▶ _EXERCISE MATERIALS_
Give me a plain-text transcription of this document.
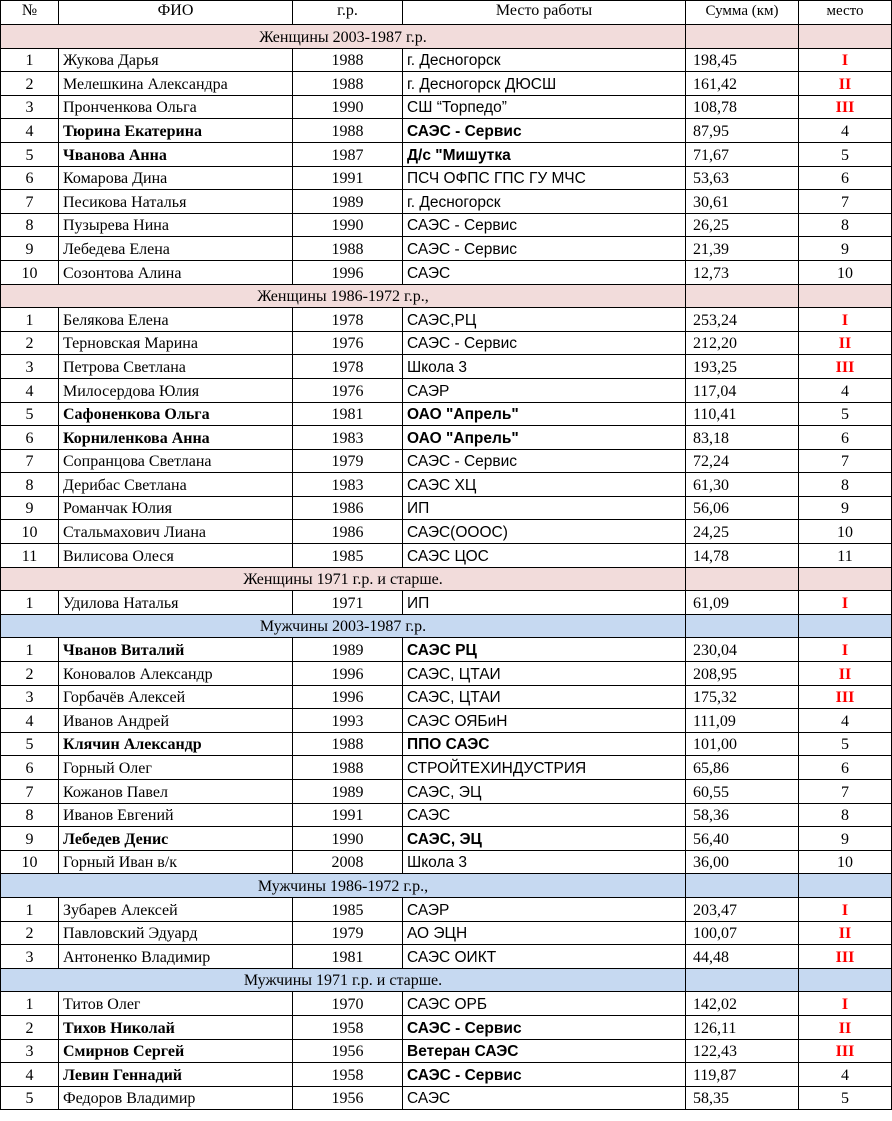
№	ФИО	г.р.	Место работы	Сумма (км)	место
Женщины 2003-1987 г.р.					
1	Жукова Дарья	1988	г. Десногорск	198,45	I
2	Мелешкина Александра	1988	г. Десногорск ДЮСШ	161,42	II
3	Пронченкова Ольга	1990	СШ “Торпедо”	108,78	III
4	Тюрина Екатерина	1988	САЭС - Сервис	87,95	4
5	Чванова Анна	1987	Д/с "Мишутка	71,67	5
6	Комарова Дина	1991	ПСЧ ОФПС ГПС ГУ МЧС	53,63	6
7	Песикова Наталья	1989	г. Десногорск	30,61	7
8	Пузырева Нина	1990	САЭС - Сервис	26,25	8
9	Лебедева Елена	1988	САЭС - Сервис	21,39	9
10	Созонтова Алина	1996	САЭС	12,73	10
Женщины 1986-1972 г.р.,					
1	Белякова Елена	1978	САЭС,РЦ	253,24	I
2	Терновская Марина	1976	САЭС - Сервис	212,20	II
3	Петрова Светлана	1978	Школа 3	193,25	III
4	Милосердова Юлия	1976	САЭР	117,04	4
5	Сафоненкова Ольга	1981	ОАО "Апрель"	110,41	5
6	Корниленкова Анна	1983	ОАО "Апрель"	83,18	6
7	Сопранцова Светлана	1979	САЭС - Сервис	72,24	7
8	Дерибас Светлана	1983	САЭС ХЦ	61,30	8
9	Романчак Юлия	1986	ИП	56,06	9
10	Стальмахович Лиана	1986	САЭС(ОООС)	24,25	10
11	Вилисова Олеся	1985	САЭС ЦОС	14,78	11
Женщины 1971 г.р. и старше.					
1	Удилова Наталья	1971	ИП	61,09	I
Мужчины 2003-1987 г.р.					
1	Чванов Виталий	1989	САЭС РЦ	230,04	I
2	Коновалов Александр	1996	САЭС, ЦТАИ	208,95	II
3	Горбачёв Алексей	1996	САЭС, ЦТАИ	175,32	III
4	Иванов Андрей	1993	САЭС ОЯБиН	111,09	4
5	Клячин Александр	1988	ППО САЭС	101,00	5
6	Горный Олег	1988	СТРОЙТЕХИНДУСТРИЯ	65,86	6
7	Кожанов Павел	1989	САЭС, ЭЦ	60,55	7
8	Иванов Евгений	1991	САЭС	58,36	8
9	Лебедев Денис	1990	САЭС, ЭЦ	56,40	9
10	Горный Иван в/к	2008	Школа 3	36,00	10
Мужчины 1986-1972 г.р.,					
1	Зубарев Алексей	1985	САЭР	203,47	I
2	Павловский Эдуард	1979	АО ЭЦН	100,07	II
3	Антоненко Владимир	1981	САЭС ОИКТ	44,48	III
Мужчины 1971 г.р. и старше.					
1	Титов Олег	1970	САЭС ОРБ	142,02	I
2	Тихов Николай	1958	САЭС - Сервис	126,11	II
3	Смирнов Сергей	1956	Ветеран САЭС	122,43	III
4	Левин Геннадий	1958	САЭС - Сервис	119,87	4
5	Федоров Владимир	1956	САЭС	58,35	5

* * *

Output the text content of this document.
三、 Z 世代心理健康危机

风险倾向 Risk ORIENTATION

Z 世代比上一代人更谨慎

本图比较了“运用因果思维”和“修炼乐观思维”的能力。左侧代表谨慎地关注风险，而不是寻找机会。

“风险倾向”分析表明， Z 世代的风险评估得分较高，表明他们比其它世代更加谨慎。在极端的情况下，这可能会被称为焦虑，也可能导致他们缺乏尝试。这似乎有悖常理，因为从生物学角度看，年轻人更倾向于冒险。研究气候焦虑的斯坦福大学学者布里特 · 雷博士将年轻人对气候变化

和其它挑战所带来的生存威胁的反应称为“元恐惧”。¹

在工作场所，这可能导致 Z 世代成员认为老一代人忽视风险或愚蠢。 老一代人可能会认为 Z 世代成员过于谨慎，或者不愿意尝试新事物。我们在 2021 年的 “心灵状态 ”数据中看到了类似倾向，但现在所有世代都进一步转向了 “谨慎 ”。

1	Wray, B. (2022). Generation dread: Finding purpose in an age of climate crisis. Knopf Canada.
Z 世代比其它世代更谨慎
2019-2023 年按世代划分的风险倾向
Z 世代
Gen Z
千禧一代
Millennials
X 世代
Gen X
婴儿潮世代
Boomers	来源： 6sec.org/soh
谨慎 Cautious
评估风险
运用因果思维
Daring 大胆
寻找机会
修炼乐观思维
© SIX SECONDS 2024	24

▶ _WRITTEN PROBLEM_
Of the lines in this material, state how many hold the string "Десногорск". Write no other words.

▶ _THE COMPLETED TASK_
3